Wednesday, January 26, 2011

A review of Deeds of Arms in The Medieval Review

Muhlberger, Steven. Deeds of Arms: Formal Combats in the Late
Fourteenth Century
. Highland Village, Texas: The Chivalry
Bookshelf, 2005. Pp xiii, 247. ISBN: 1-891448-44-7.

 Reviewed by Donald J. Kagay
      Albany State University

Like it or not, one of the major factors in maintaining the importance
of medieval studies to the modern world has been the study of late-
medieval war and research concerning its honored but sometimes
uncontrollable child, chivalry. One of the unfortunate offshoots of
this popularity has been a basic misunderstanding of the medieval
martial ethic by those who unabashedly serve the code of creative
anachronism and by an ill-informed general public that looks on
medieval warfare as a mild game always conducted according to
gentlemanly rules. To offset these misconceptions that have more in
common with the theme park's view of history than any realistic
historical record, Steven Muhlberger sets out in this book to explain
the context of the organized combats that were firmly tied to the
realm of warfare, but eventually found a life of its own within the
orbit of the tournament. To carry out this ambitious project, he
struggles to demonstrate that these bloody exchanges existed within an
evolving code of chivalry that attempted to establish at least a
modicum of order for battlefield and jousting ground alike.
********
Retype the review of Deeds of Arms, starting with "Wednesday, January 26, 2011" and going on through "247. ISBN: 1-891448-44-7.". The listing that comes next is separate material, unconnected to the review.

| DATASET EXTRACT |
********
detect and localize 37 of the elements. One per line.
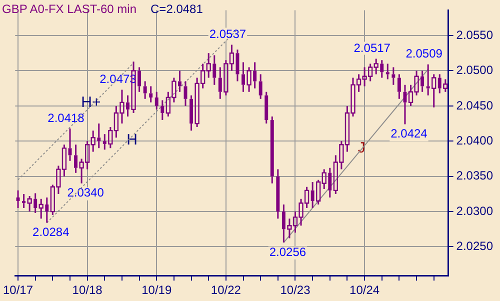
********
| OUTPUT FOR THIS TASK |
Wednesday, January 26, 2011

A review of Deeds of Arms in The Medieval Review

Muhlberger, Steven. Deeds of Arms: Formal Combats in the Late
Fourteenth Century
. Highland Village, Texas: The Chivalry
Bookshelf, 2005. Pp xiii, 247. ISBN: 1-891448-44-7.